--- WHAT TO PRODUCE ---
From the listing below, pull out the lines that hold "title".

==========

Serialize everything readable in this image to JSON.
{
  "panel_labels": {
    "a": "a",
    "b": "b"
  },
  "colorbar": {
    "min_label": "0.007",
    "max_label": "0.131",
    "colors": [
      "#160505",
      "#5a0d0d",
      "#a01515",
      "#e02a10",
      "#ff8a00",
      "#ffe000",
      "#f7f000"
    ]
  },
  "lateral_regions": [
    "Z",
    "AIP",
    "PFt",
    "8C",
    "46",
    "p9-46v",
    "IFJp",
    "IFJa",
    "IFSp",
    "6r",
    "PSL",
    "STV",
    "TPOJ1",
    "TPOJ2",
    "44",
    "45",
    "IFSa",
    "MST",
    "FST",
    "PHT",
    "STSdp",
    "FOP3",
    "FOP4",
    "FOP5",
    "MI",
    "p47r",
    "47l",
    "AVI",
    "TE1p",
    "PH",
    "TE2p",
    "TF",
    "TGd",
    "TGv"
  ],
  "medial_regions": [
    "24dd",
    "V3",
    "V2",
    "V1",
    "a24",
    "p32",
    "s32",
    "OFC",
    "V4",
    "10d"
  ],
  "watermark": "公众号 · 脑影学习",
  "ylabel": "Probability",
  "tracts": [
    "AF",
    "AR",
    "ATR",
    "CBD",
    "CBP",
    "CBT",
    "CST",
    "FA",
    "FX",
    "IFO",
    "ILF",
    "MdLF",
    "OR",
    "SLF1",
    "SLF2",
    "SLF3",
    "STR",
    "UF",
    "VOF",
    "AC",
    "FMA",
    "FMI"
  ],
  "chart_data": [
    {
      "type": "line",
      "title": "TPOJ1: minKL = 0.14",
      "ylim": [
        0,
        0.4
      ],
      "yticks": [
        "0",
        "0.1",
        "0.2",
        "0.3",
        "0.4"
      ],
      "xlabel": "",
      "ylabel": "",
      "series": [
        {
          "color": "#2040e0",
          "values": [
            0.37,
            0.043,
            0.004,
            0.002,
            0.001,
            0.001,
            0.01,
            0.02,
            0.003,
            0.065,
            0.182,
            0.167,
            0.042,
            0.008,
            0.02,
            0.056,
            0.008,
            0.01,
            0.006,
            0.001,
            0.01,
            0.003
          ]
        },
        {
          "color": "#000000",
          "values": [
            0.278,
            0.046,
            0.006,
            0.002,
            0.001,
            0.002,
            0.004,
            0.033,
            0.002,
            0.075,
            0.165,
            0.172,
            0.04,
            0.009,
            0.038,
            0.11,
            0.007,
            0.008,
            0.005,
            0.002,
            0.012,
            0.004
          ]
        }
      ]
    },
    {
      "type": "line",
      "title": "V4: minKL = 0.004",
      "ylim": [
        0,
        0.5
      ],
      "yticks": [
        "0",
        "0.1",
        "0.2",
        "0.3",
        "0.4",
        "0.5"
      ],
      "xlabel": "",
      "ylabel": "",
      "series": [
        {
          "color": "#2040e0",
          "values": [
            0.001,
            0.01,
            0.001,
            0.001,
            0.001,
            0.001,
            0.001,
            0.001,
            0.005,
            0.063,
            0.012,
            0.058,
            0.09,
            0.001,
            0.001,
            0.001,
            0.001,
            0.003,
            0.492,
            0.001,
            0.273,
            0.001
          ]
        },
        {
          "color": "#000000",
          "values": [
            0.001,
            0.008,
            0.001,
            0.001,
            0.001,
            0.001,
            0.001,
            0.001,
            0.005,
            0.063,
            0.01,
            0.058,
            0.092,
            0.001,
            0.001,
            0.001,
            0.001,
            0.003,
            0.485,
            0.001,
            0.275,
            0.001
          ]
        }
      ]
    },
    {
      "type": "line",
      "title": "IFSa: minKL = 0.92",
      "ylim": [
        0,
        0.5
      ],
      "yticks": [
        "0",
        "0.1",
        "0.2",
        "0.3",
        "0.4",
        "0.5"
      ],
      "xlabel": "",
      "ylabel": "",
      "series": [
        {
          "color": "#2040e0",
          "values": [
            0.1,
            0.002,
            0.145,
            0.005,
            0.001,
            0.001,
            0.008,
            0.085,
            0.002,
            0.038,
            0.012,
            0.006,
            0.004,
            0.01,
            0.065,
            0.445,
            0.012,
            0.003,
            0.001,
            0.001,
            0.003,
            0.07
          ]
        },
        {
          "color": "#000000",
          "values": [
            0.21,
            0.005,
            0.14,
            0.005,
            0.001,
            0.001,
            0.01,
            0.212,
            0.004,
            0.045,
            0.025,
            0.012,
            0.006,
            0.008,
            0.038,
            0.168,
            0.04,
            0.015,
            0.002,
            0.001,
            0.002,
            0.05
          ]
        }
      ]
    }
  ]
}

==========

--- WRITTEN SOLUTION ---
      "title": "TPOJ1: minKL = 0.14",
      "title": "V4: minKL = 0.004",
      "title": "IFSa: minKL = 0.92",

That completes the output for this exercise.